* Instructions to follow: Using the data that follows, give the number of lines where the string "cell" occurs, and nothing else.

Records from a collection of figures:
»»
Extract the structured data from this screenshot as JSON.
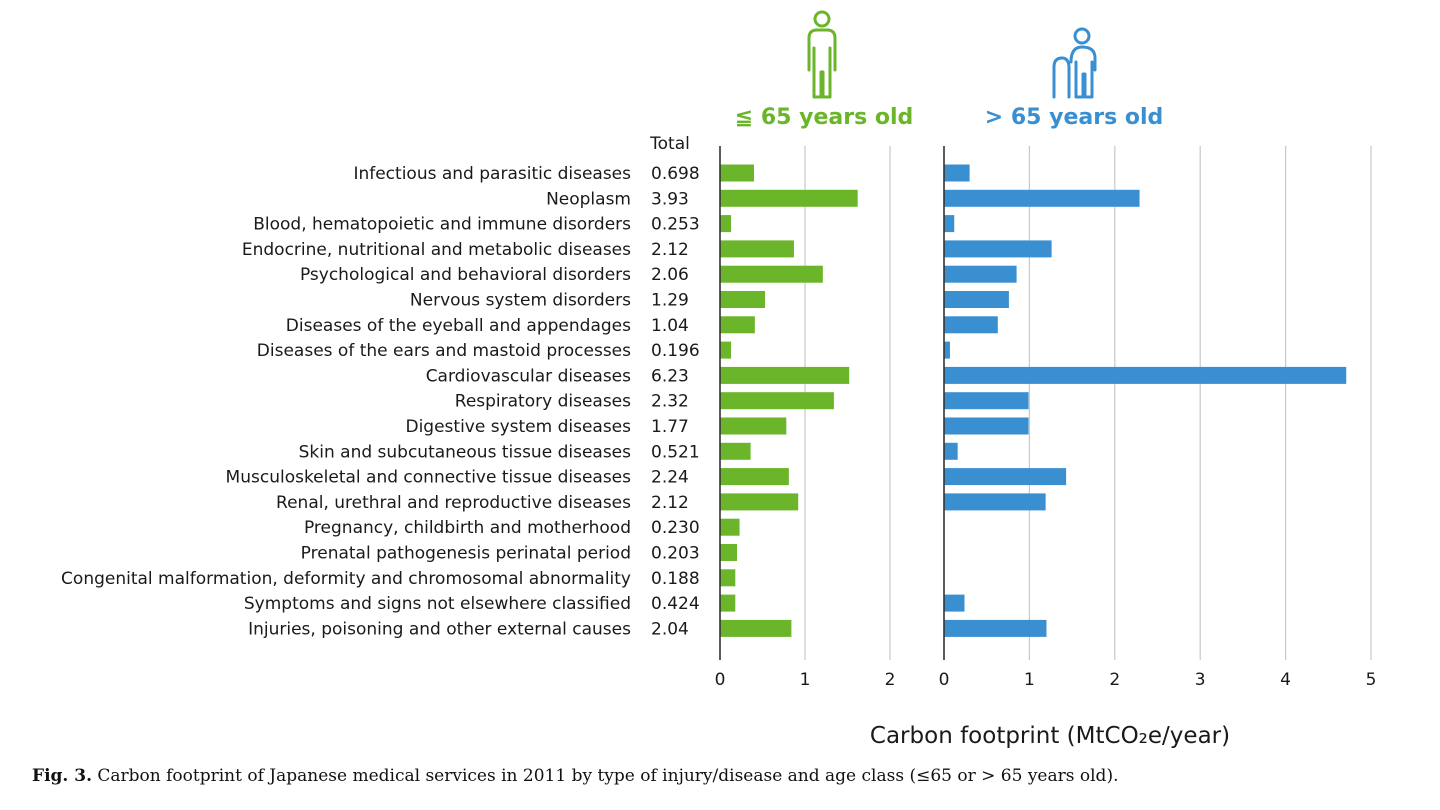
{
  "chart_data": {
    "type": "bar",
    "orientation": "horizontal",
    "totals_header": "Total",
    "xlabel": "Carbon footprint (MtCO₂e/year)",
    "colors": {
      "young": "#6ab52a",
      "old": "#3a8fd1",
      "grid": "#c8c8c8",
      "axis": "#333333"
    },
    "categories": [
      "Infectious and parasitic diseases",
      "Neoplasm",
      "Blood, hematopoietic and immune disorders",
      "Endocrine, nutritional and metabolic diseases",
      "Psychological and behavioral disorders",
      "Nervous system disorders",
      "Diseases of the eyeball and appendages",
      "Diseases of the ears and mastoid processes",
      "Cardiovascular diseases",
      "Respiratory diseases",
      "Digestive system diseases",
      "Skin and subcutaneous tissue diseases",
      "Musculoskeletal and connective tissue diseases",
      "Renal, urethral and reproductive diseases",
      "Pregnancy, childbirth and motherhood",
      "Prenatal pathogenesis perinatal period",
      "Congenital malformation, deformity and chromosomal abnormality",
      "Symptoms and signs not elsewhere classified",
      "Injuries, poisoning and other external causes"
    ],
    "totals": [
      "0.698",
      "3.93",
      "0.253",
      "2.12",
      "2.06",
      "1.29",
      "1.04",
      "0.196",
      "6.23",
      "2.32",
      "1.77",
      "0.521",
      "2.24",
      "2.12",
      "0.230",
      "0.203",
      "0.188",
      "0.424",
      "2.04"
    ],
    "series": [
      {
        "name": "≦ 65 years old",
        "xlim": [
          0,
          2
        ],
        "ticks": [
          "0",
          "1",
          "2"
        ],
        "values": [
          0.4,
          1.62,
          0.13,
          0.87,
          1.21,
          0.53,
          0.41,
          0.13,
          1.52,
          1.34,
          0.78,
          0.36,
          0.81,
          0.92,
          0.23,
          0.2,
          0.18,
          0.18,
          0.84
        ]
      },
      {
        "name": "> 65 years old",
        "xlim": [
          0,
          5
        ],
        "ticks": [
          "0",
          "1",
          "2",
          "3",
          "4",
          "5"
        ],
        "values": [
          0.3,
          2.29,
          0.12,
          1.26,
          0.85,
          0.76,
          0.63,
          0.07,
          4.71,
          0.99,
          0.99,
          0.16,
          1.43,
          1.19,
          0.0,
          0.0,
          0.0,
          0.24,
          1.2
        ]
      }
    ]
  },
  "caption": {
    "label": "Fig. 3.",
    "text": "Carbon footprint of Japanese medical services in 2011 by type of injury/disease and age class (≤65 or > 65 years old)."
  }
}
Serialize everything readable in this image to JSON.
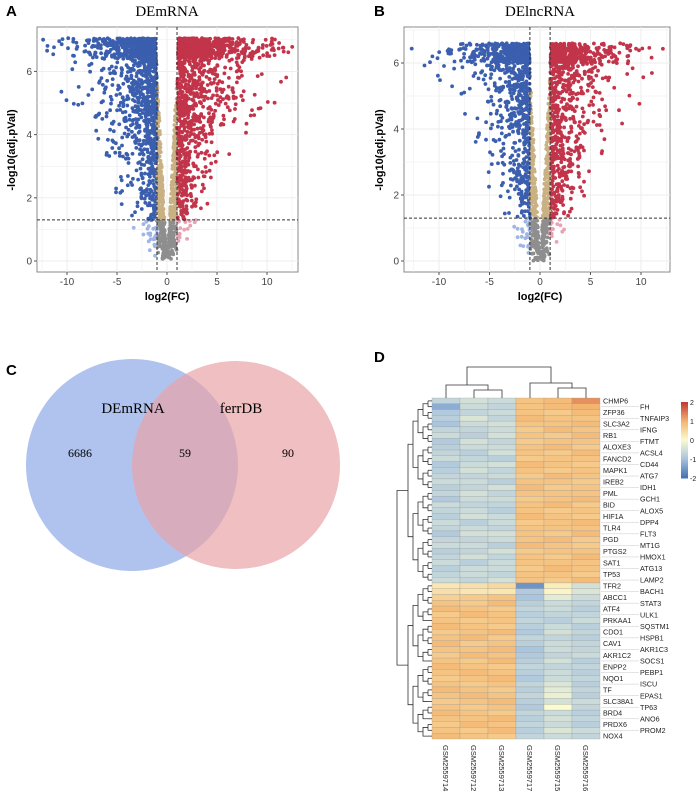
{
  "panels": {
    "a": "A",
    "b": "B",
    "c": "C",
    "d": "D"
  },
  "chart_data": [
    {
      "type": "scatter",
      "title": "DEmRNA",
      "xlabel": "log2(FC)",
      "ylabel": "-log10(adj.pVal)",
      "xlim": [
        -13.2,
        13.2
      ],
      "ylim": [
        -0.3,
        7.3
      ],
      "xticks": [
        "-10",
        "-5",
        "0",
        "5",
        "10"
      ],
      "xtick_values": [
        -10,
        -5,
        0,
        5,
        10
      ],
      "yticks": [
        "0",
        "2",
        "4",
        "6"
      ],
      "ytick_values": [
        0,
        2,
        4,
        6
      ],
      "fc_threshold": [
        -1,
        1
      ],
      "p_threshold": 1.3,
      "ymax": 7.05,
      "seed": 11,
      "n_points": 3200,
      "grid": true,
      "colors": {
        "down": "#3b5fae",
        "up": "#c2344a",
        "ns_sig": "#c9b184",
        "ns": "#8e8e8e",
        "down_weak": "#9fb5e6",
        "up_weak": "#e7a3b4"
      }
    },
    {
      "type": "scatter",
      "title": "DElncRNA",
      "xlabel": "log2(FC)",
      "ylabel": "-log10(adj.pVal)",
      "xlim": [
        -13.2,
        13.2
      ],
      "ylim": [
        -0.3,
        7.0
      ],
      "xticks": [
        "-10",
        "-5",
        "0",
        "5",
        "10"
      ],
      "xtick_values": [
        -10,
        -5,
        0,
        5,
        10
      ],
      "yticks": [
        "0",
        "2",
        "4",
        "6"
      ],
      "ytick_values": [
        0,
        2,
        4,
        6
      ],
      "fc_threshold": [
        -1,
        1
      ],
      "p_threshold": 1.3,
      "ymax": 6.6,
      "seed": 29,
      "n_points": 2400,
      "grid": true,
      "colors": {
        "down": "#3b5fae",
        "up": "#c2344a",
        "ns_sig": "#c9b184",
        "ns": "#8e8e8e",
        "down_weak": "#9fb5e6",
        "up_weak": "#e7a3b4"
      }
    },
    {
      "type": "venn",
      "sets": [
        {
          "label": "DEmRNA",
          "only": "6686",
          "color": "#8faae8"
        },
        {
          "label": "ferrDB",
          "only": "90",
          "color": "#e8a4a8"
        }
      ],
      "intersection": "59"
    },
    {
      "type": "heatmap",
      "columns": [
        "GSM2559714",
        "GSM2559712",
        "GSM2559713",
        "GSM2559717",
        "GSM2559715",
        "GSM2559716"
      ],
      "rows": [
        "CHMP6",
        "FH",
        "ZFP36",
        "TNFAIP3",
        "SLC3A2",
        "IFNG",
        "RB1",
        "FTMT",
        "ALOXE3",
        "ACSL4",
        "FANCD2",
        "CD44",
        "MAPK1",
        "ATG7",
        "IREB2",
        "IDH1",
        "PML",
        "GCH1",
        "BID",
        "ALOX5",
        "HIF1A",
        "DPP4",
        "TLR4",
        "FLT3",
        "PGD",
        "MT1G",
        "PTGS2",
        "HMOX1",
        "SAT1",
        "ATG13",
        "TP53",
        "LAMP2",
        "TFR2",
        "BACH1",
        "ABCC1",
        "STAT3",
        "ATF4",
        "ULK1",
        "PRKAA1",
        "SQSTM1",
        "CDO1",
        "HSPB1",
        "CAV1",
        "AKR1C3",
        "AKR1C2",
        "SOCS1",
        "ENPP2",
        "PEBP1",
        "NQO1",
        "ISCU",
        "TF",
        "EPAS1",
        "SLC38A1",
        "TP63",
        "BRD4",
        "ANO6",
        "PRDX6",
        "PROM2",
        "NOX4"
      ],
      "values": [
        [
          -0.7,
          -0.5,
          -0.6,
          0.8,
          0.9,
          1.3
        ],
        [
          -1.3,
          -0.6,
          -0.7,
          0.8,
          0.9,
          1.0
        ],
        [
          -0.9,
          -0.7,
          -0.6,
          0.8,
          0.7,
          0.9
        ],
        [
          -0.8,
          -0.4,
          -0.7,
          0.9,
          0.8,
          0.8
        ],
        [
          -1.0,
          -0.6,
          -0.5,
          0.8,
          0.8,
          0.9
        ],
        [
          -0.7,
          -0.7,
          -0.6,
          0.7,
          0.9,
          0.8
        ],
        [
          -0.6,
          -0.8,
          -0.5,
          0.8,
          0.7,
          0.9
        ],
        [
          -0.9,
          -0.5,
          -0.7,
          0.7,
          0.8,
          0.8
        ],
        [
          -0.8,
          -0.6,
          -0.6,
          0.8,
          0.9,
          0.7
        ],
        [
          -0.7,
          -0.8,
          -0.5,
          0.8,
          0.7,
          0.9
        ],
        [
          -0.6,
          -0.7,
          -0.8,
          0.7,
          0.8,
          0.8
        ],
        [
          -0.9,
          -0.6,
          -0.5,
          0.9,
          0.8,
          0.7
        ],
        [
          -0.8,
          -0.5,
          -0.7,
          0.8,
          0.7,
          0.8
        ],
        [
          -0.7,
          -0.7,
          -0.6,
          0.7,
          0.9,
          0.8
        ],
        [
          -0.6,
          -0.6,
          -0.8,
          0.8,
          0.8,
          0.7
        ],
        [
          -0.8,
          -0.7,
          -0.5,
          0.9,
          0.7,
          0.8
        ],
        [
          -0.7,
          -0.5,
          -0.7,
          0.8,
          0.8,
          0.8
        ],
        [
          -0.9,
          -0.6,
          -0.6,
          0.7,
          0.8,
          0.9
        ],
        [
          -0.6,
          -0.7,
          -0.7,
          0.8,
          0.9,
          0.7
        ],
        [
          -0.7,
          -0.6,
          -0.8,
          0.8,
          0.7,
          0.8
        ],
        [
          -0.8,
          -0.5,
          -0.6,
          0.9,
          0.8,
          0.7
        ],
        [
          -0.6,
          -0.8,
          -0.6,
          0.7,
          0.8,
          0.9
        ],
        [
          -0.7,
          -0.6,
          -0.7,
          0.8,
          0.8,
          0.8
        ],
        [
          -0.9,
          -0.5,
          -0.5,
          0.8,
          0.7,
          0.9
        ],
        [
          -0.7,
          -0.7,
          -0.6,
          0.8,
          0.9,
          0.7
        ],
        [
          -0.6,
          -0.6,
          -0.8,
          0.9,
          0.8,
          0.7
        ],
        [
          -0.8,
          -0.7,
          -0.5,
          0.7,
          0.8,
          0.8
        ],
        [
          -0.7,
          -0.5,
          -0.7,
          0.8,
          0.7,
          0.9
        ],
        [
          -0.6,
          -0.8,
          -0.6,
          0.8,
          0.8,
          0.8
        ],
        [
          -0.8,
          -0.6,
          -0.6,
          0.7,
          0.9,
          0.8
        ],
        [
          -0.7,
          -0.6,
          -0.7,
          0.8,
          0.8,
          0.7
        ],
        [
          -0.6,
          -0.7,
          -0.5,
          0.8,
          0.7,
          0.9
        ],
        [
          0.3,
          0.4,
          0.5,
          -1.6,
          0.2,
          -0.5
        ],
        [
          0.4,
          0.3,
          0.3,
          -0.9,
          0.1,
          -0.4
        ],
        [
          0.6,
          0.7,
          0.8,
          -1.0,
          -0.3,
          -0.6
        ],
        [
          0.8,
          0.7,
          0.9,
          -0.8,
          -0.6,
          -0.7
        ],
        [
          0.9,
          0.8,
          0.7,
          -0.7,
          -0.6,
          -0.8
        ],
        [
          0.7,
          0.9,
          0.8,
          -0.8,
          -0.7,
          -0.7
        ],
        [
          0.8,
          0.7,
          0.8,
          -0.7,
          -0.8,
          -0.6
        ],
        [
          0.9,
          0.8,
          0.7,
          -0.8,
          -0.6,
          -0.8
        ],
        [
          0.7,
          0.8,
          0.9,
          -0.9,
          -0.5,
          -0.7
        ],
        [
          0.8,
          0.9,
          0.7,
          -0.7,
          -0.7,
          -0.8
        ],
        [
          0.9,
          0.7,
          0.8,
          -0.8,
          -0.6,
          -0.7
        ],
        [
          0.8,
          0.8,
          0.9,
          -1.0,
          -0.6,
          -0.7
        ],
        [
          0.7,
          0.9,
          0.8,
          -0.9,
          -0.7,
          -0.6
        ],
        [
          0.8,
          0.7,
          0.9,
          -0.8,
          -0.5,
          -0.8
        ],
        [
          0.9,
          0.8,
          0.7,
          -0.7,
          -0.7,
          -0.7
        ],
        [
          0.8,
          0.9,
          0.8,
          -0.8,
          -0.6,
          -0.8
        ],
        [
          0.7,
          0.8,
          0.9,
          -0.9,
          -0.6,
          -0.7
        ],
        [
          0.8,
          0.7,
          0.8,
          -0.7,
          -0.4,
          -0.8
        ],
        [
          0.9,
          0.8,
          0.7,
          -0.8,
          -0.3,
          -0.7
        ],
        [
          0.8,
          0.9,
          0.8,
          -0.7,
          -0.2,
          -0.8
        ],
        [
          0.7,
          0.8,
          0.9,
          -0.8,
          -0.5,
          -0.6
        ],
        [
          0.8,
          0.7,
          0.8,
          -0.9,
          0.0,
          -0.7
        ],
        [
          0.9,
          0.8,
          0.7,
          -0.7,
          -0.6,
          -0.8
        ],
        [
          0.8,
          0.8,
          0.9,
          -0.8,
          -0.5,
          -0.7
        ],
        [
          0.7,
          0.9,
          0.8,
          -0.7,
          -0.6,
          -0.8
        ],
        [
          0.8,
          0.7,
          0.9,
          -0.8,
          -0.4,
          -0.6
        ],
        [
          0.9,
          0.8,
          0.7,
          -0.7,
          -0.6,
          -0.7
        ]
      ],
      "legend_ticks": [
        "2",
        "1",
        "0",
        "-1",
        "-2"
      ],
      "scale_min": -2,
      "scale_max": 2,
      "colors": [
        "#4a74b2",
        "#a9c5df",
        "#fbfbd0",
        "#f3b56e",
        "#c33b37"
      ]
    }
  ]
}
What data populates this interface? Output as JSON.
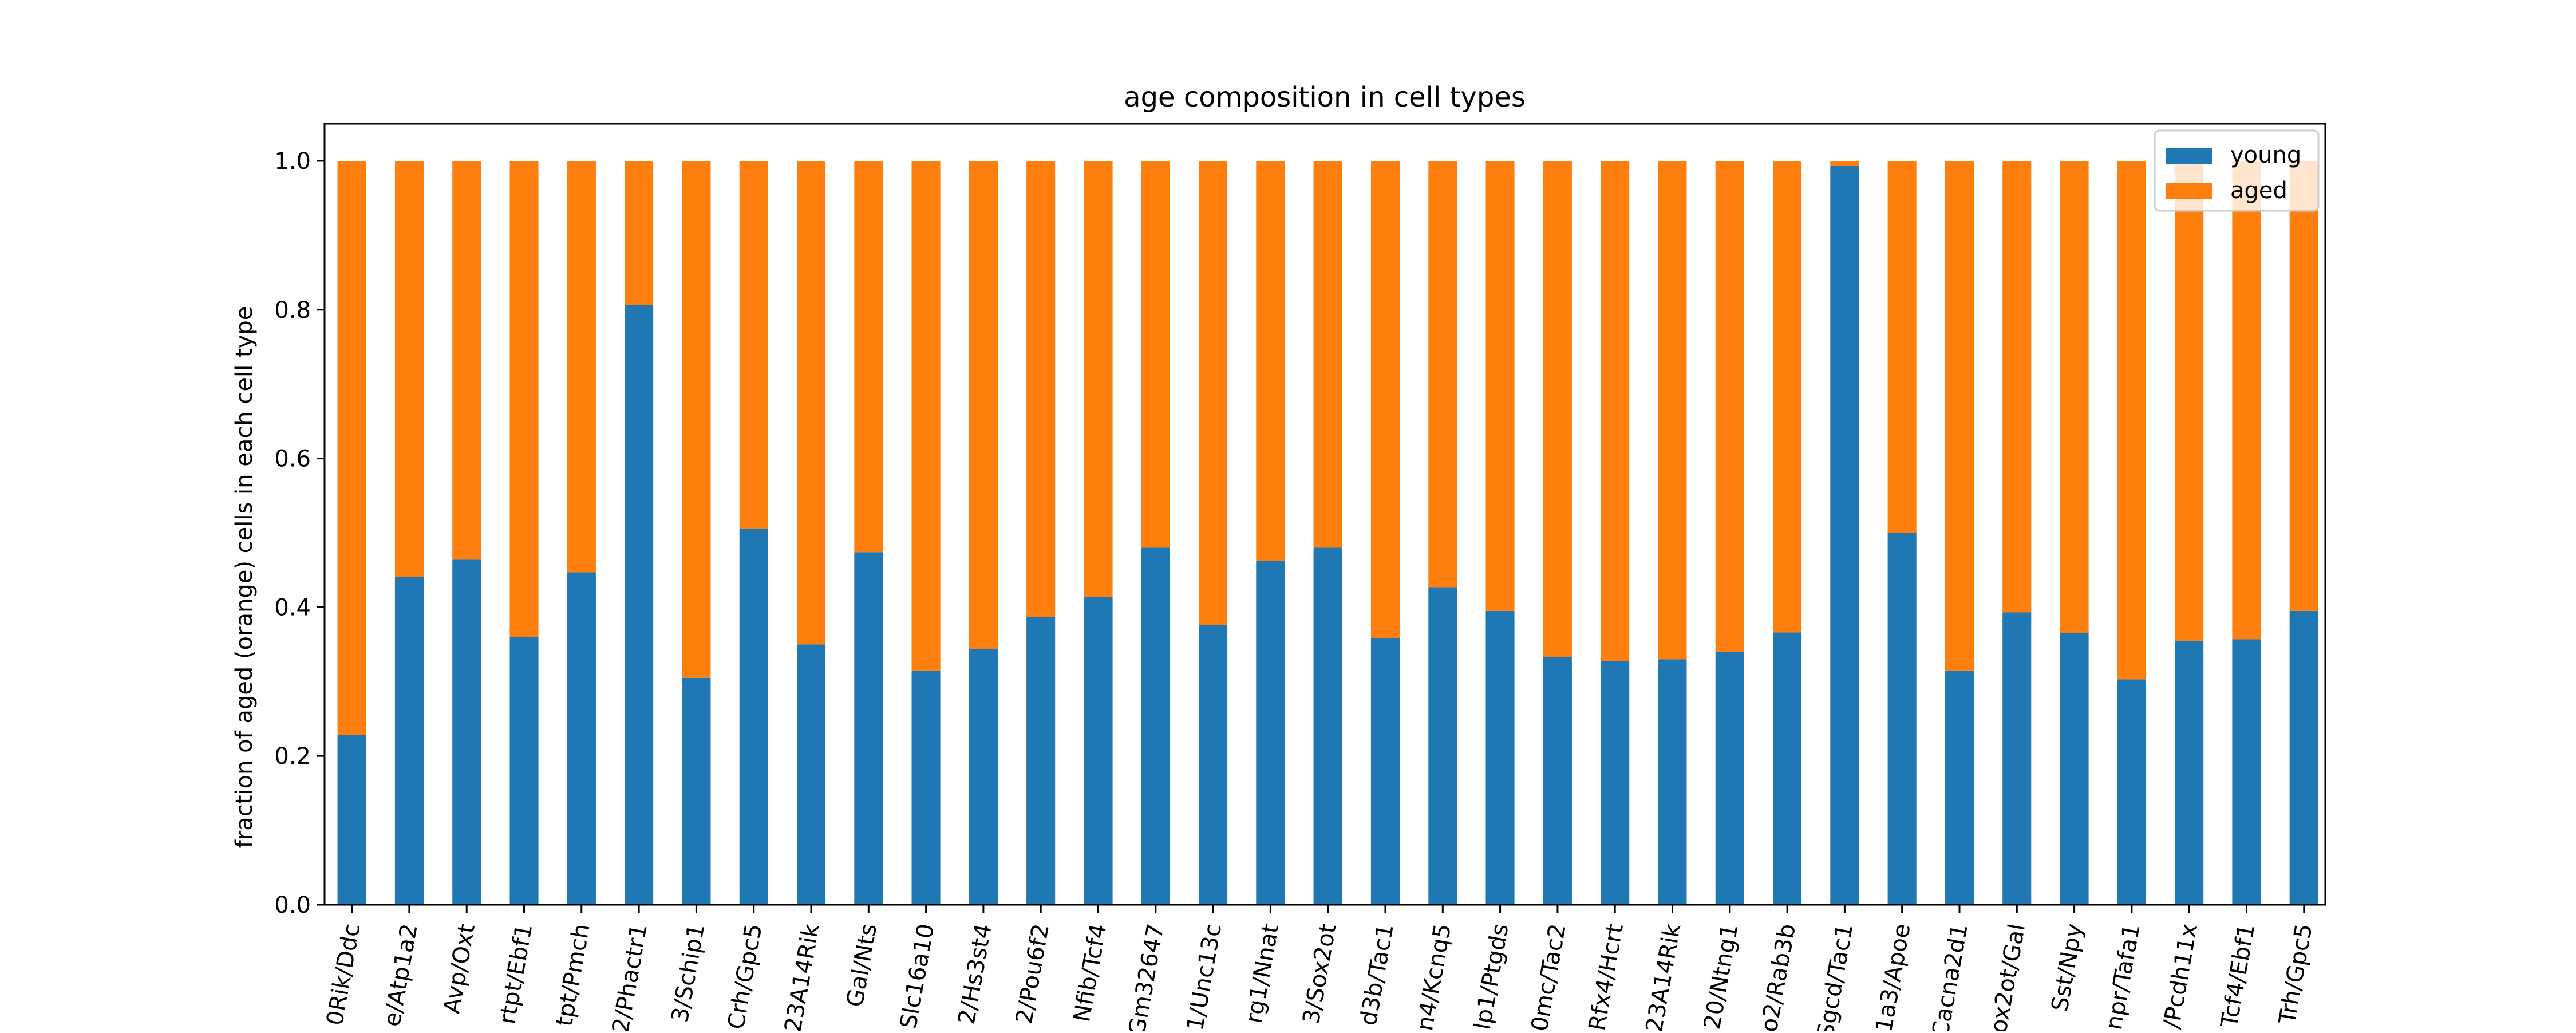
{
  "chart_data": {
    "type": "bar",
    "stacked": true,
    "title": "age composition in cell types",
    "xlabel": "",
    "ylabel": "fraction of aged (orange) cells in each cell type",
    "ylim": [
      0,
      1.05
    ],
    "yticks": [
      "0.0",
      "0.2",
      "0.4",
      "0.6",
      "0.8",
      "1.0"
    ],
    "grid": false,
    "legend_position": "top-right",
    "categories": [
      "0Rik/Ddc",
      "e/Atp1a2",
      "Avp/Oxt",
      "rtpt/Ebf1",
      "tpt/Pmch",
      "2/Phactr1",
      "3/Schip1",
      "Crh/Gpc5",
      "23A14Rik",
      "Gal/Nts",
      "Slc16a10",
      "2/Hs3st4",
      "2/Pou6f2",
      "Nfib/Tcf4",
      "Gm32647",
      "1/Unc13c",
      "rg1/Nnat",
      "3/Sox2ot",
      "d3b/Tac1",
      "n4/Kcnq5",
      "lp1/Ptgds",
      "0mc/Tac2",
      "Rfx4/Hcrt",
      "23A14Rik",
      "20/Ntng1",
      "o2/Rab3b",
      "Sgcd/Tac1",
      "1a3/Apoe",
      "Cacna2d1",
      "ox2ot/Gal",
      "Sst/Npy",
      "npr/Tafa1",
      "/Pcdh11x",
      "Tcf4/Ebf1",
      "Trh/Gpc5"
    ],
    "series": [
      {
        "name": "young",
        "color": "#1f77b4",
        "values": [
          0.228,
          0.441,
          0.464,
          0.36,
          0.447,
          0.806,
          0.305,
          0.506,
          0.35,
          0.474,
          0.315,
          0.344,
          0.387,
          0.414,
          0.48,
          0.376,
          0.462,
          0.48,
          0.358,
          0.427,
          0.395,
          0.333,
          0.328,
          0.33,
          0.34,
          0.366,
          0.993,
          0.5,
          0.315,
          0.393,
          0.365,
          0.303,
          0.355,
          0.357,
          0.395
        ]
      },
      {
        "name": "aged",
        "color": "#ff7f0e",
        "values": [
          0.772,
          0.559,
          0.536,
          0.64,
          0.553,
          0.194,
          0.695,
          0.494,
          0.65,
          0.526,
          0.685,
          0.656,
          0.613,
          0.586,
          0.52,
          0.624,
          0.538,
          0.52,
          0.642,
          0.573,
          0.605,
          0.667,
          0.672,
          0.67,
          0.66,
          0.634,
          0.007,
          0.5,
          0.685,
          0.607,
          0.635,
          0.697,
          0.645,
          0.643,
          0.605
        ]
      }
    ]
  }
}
««
* Solution for this problem: 2